Set problem:
Note each line that includes the word "Stichting". Copy those lines.

Extracted records:
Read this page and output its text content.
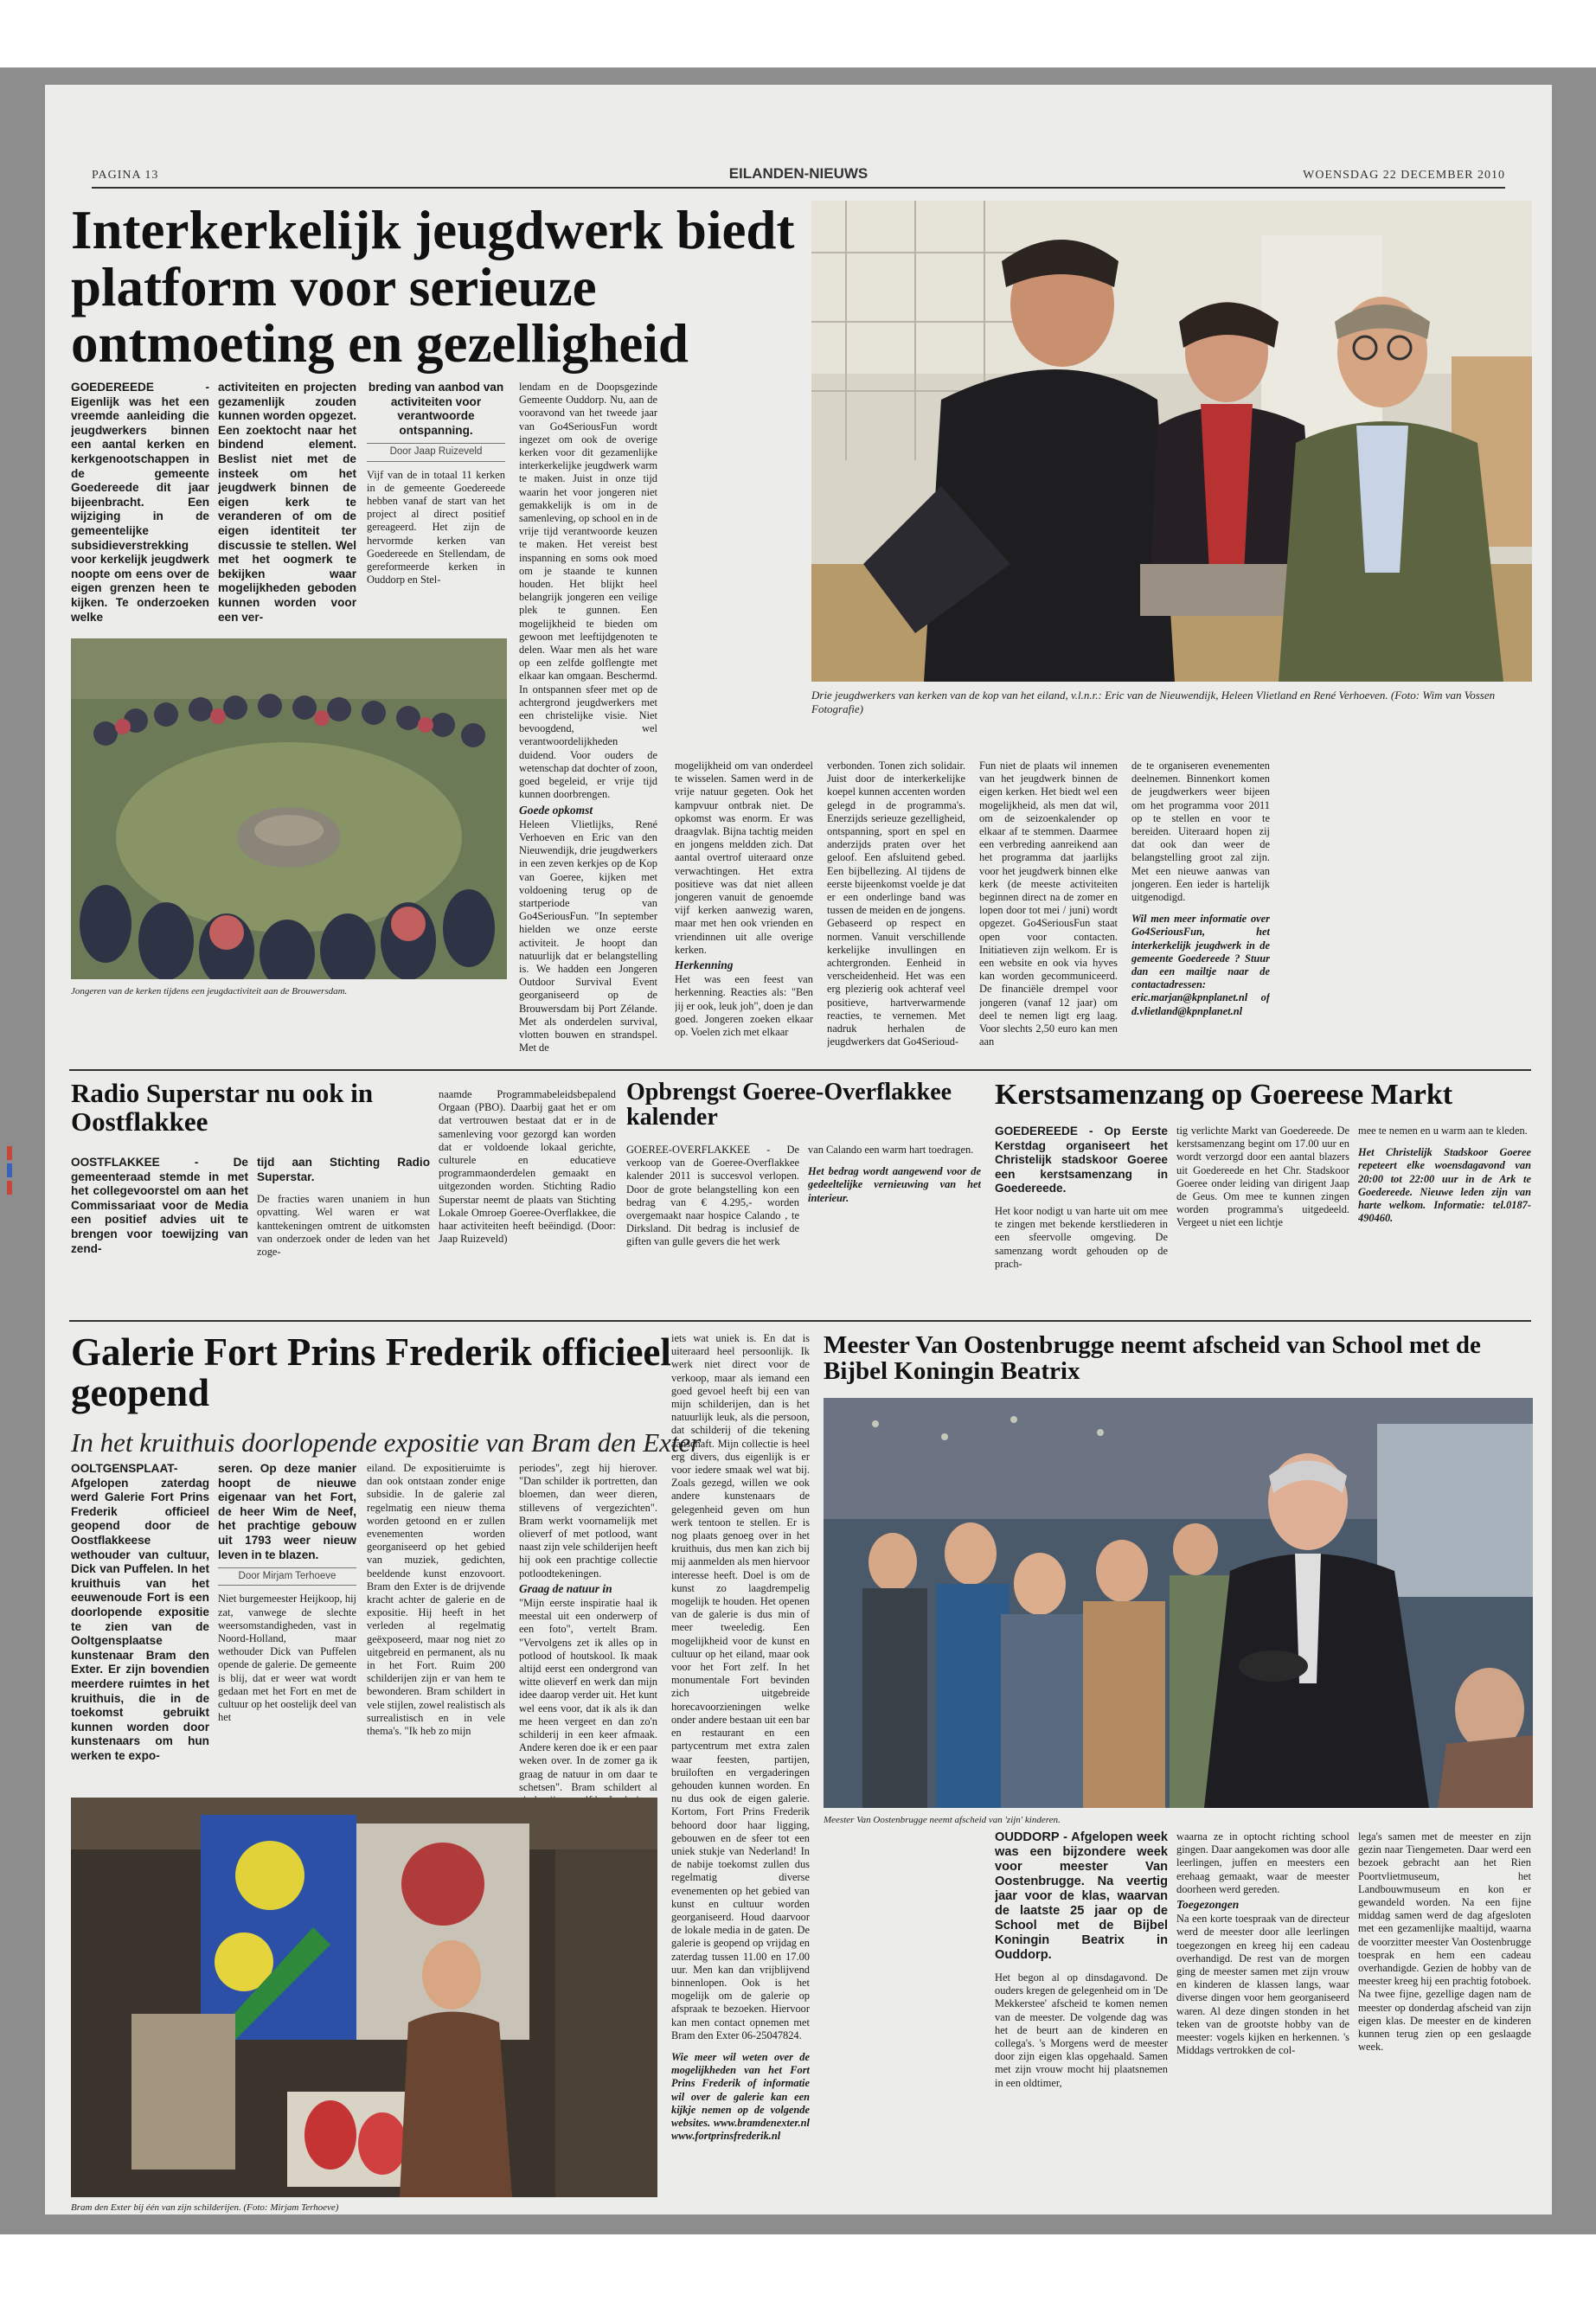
PAGINA 13	EILANDEN-NIEUWS	WOENSDAG 22 DECEMBER 2010
Interkerkelijk jeugdwerk biedt platform voor serieuze ontmoeting en gezelligheid

GOEDEREEDE - Eigenlijk was het een vreemde aanleiding die jeugdwerkers binnen een aantal kerken en kerkgenootschappen in de gemeente Goedereede dit jaar bijeenbracht. Een wijziging in de gemeentelijke subsidieverstrekking voor kerkelijk jeugdwerk noopte om eens over de eigen grenzen heen te kijken. Te onderzoeken welke

activiteiten en projecten gezamenlijk zouden kunnen worden opgezet. Een zoektocht naar het bindend element. Beslist niet met de insteek om het jeugdwerk binnen de eigen kerk te veranderen of om de eigen identiteit ter discussie te stellen. Wel met het oogmerk te bekijken waar mogelijkheden geboden kunnen worden voor een ver-

breding van aanbod van activiteiten voor verantwoorde ontspanning.

Door Jaap Ruizeveld

Vijf van de in totaal 11 kerken in de gemeente Goedereede hebben vanaf de start van het project al direct positief gereageerd. Het zijn de hervormde kerken van Goedereede en Stellendam, de gereformeerde kerken in Ouddorp en Stel-

lendam en de Doopsgezinde Gemeente Ouddorp. Nu, aan de vooravond van het tweede jaar van Go4SeriousFun wordt ingezet om ook de overige kerken voor dit gezamenlijke interkerkelijke jeugdwerk warm te maken. Juist in onze tijd waarin het voor jongeren niet gemakkelijk is om in de samenleving, op school en in de vrije tijd verantwoorde keuzen te maken. Het vereist best inspanning en soms ook moed om je staande te kunnen houden. Het blijkt heel belangrijk jongeren een veilige plek te gunnen. Een mogelijkheid te bieden om gewoon met leeftijdgenoten te delen. Waar men als het ware op een zelfde golflengte met elkaar kan omgaan. Beschermd. In ontspannen sfeer met op de achtergrond jeugdwerkers met een christelijke visie. Niet bevoogdend, wel verantwoordelijkheden duidend. Voor ouders de wetenschap dat dochter of zoon, goed begeleid, er vrije tijd kunnen doorbrengen.

Goede opkomst

Heleen Vlietlijks, René Verhoeven en Eric van den Nieuwendijk, drie jeugdwerkers in een zeven kerkjes op de Kop van Goeree, kijken met voldoening terug op de startperiode van Go4SeriousFun. "In september hielden we onze eerste activiteit. Je hoopt dan natuurlijk dat er belangstelling is. We hadden een Jongeren Outdoor Survival Event georganiseerd op de Brouwersdam bij Port Zélande. Met als onderdelen survival, vlotten bouwen en strandspel. Met de

Drie jeugdwerkers van kerken van de kop van het eiland, v.l.n.r.: Eric van de Nieuwendijk, Heleen Vlietland en René Verhoeven. (Foto: Wim van Vossen Fotografie)
Jongeren van de kerken tijdens een jeugdactiviteit aan de Brouwersdam.

mogelijkheid om van onderdeel te wisselen. Samen werd in de vrije natuur gegeten. Ook het kampvuur ontbrak niet. De opkomst was enorm. Er was draagvlak. Bijna tachtig meiden en jongens meldden zich. Dat aantal overtrof uiteraard onze verwachtingen. Het extra positieve was dat niet alleen jongeren vanuit de genoemde vijf kerken aanwezig waren, maar met hen ook vrienden en vriendinnen uit alle overige kerken.

Herkenning

Het was een feest van herkenning. Reacties als: "Ben jij er ook, leuk joh", doen je dan goed. Jongeren zoeken elkaar op. Voelen zich met elkaar

verbonden. Tonen zich solidair. Juist door de interkerkelijke koepel kunnen accenten worden gelegd in de programma's. Enerzijds serieuze gezelligheid, ontspanning, sport en spel en anderzijds praten over het geloof. Een afsluitend gebed. Een bijbellezing. Al tijdens de eerste bijeenkomst voelde je dat er een onderlinge band was tussen de meiden en de jongens. Gebaseerd op respect en normen. Vanuit verschillende kerkelijke invullingen en achtergronden. Eenheid in verscheidenheid. Het was een erg plezierig ook achteraf veel positieve, hartverwarmende reacties, te vernemen. Met nadruk herhalen de jeugdwerkers dat Go4Serioud-

Fun niet de plaats wil innemen van het jeugdwerk binnen de eigen kerken. Het biedt wel een mogelijkheid, als men dat wil, om de seizoenkalender op elkaar af te stemmen. Daarmee een verbreding aanreikend aan het programma dat jaarlijks voor het jeugdwerk binnen elke kerk (de meeste activiteiten beginnen direct na de zomer en lopen door tot mei / juni) wordt opgezet. Go4SeriousFun staat open voor contacten. Initiatieven zijn welkom. Er is een website en ook via hyves kan worden gecommuniceerd. De financiële drempel voor jongeren (vanaf 12 jaar) om deel te nemen ligt erg laag. Voor slechts 2,50 euro kan men aan

de te organiseren evenementen deelnemen. Binnenkort komen de jeugdwerkers weer bijeen om het programma voor 2011 op te stellen en voor te bereiden. Uiteraard hopen zij dat ook dan weer de belangstelling groot zal zijn. Met een nieuwe aanwas van jongeren. Een ieder is hartelijk uitgenodigd.

Wil men meer informatie over Go4SeriousFun, het interkerkelijk jeugdwerk in de gemeente Goedereede ? Stuur dan een mailtje naar de contactadressen: eric.marjan@kpnplanet.nl of d.vlietland@kpnplanet.nl

Radio Superstar nu ook in Oostflakkee

OOSTFLAKKEE - De gemeenteraad stemde in met het collegevoorstel om aan het Commissariaat voor de Media een positief advies uit te brengen voor toewijzing van zend-

tijd aan Stichting Radio Superstar.

De fracties waren unaniem in hun opvatting. Wel waren er wat kanttekeningen omtrent de uitkomsten van onderzoek onder de leden van het zoge-

naamde Programmabeleidsbepalend Orgaan (PBO). Daarbij gaat het er om dat vertrouwen bestaat dat er in de samenleving voor gezorgd kan worden dat er voldoende lokaal gerichte, culturele en educatieve programmaonderdelen gemaakt en uitgezonden worden. Stichting Radio Superstar neemt de plaats van Stichting Lokale Omroep Goeree-Overflakkee, die haar activiteiten heeft beëindigd. (Door: Jaap Ruizeveld)

Opbrengst Goeree-Overflakkee kalender

GOEREE-OVERFLAKKEE - De verkoop van de Goeree-Overflakkee kalender 2011 is succesvol verlopen. Door de grote belangstelling kon een bedrag van € 4.295,- worden overgemaakt naar hospice Calando , te Dirksland. Dit bedrag is inclusief de giften van gulle gevers die het werk

van Calando een warm hart toedragen.

Het bedrag wordt aangewend voor de gedeeltelijke vernieuwing van het interieur.

Kerstsamenzang op Goereese Markt

GOEDEREEDE - Op Eerste Kerstdag organiseert het Christelijk stadskoor Goeree een kerstsamenzang in Goedereede.

Het koor nodigt u van harte uit om mee te zingen met bekende kerstliederen in een sfeervolle omgeving. De samenzang wordt gehouden op de prach-

tig verlichte Markt van Goedereede. De kerstsamenzang begint om 17.00 uur en wordt verzorgd door een aantal blazers uit Goedereede en het Chr. Stadskoor Goeree onder leiding van dirigent Jaap de Geus. Om mee te kunnen zingen worden programma's uitgedeeld. Vergeet u niet een lichtje

mee te nemen en u warm aan te kleden.

Het Christelijk Stadskoor Goeree repeteert elke woensdagavond van 20:00 tot 22:00 uur in de Ark te Goedereede. Nieuwe leden zijn van harte welkom. Informatie: tel.0187-490460.

Galerie Fort Prins Frederik officieel geopend

In het kruithuis doorlopende expositie van Bram den Exter

OOLTGENSPLAAT- Afgelopen zaterdag werd Galerie Fort Prins Frederik officieel geopend door de Oostflakkeese wethouder van cultuur, Dick van Puffelen. In het kruithuis van het eeuwenoude Fort is een doorlopende expositie te zien van de Ooltgensplaatse kunstenaar Bram den Exter. Er zijn bovendien meerdere ruimtes in het kruithuis, die in de toekomst gebruikt kunnen worden door kunstenaars om hun werken te expo-

seren. Op deze manier hoopt de nieuwe eigenaar van het Fort, de heer Wim de Neef, het prachtige gebouw uit 1793 weer nieuw leven in te blazen.

Door Mirjam Terhoeve

Niet burgemeester Heijkoop, hij zat, vanwege de slechte weersomstandigheden, vast in Noord-Holland, maar wethouder Dick van Puffelen opende de galerie. De gemeente is blij, dat er weer wat wordt gedaan met het Fort en met de cultuur op het oostelijk deel van het

eiland. De expositieruimte is dan ook ontstaan zonder enige subsidie. In de galerie zal regelmatig een nieuw thema worden getoond en er zullen evenementen worden georganiseerd op het gebied van muziek, gedichten, beeldende kunst enzovoort. Bram den Exter is de drijvende kracht achter de galerie en de expositie. Hij heeft in het verleden al regelmatig geëxposeerd, maar nog niet zo uitgebreid en permanent, als nu in het Fort. Ruim 200 schilderijen zijn er van hem te bewonderen. Bram schildert in vele stijlen, zowel realistisch als surrealistisch en in vele thema's. "Ik heb zo mijn

periodes", zegt hij hierover. "Dan schilder ik portretten, dan bloemen, dan weer dieren, stillevens of vergezichten". Bram werkt voornamelijk met olieverf of met potlood, want naast zijn vele schilderijen heeft hij ook een prachtige collectie potloodtekeningen.

Graag de natuur in

"Mijn eerste inspiratie haal ik meestal uit een onderwerp of een foto", vertelt Bram. "Vervolgens zet ik alles op in potlood of houtskool. Ik maak altijd eerst een ondergrond van witte olieverf en werk dan mijn idee daarop verder uit. Het kunt wel eens voor, dat ik als ik dan me heen vergeet en dan zo'n schilderij in een keer afmaak. Andere keren doe ik er een paar weken over. In de zomer ga ik graag de natuur in om daar te schetsen". Bram schildert al

iets wat uniek is. En dat is uiteraard heel persoonlijk. Ik werk niet direct voor de verkoop, maar als iemand een goed gevoel heeft bij een van mijn schilderijen, dan is het natuurlijk leuk, als die persoon, dat schilderij of die tekening aanschaft. Mijn collectie is heel erg divers, dus eigenlijk is er voor iedere smaak wel wat bij. Zoals gezegd, willen we ook andere kunstenaars de gelegenheid geven om hun werk tentoon te stellen. Er is nog plaats genoeg over in het kruithuis, dus men kan zich bij mij aanmelden als men hiervoor interesse heeft. Doel is om de kunst zo laagdrempelig mogelijk te houden. Het openen van de galerie is dus min of meer tweeledig. Een mogelijkheid voor de kunst en cultuur op het eiland, maar ook voor het Fort zelf. In het monumentale Fort bevinden zich uitgebreide horecavoorzieningen welke onder andere bestaan uit een bar en restaurant en een partycentrum met extra zalen waar feesten, partijen, bruiloften en vergaderingen gehouden kunnen worden. En nu dus ook de eigen galerie. Kortom, Fort Prins Frederik behoord door haar ligging, gebouwen en de sfeer tot een uniek stukje van Nederland! In de nabije toekomst zullen dus regelmatig diverse evenementen op het gebied van kunst en cultuur worden georganiseerd. Houd daarvoor de lokale media in de gaten. De galerie is geopend op vrijdag en zaterdag tussen 11.00 en 17.00 uur. Men kan dan vrijblijvend binnenlopen. Ook is het mogelijk om de galerie op afspraak te bezoeken. Hiervoor kan men contact opnemen met Bram den Exter 06-25047824.

Wie meer wil weten over de mogelijkheden van het Fort Prins Frederik of informatie wil over de galerie kan een kijkje nemen op de volgende websites. www.bramdenexter.nl www.fortprinsfrederik.nl

Bram den Exter bij één van zijn schilderijen. (Foto: Mirjam Terhoeve)
Meester Van Oostenbrugge neemt afscheid van School met de Bijbel Koningin Beatrix
Meester Van Oostenbrugge neemt afscheid van 'zijn' kinderen.

OUDDORP - Afgelopen week was een bijzondere week voor meester Van Oostenbrugge. Na veertig jaar voor de klas, waarvan de laatste 25 jaar op de School met de Bijbel Koningin Beatrix in Ouddorp.

Het begon al op dinsdagavond. De ouders kregen de gelegenheid om in 'De Mekkerstee' afscheid te komen nemen van de meester. De volgende dag was het de beurt aan de kinderen en collega's. 's Morgens werd de meester door zijn eigen klas opgehaald. Samen met zijn vrouw mocht hij plaatsnemen in een oldtimer,

waarna ze in optocht richting school gingen. Daar aangekomen was door alle leerlingen, juffen en meesters een erehaag gemaakt, waar de meester doorheen werd gereden.

Toegezongen

Na een korte toespraak van de directeur werd de meester door alle leerlingen toegezongen en kreeg hij een cadeau overhandigd. De rest van de morgen ging de meester samen met zijn vrouw en kinderen de klassen langs, waar diverse dingen voor hem georganiseerd waren. Al deze dingen stonden in het teken van de grootste hobby van de meester: vogels kijken en herkennen. 's Middags vertrokken de col-

lega's samen met de meester en zijn gezin naar Tiengemeten. Daar werd een bezoek gebracht aan het Rien Poortvlietmuseum, het Landbouwmuseum en kon er gewandeld worden. Na een fijne middag samen werd de dag afgesloten met een gezamenlijke maaltijd, waarna de voorzitter meester Van Oostenbrugge toesprak en hem een cadeau overhandigde. Gezien de hobby van de meester kreeg hij een prachtig fotoboek. Na twee fijne, gezellige dagen nam de meester op donderdag afscheid van zijn eigen klas. De meester en de kinderen kunnen terug zien op een geslaagde week.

Response:
tijd aan Stichting Radio Superstar.
naamde Programmabeleidsbepalend Orgaan (PBO). Daarbij gaat het er om dat vertrouwen bestaat dat er in de samenleving voor gezorgd kan worden dat er voldoende lokaal gerichte, culturele en educatieve programmaonderdelen gemaakt en uitgezonden worden. Stichting Radio Superstar neemt de plaats van Stichting Lokale Omroep Goeree-Overflakkee, die haar activiteiten heeft beëindigd. (Door: Jaap Ruizeveld)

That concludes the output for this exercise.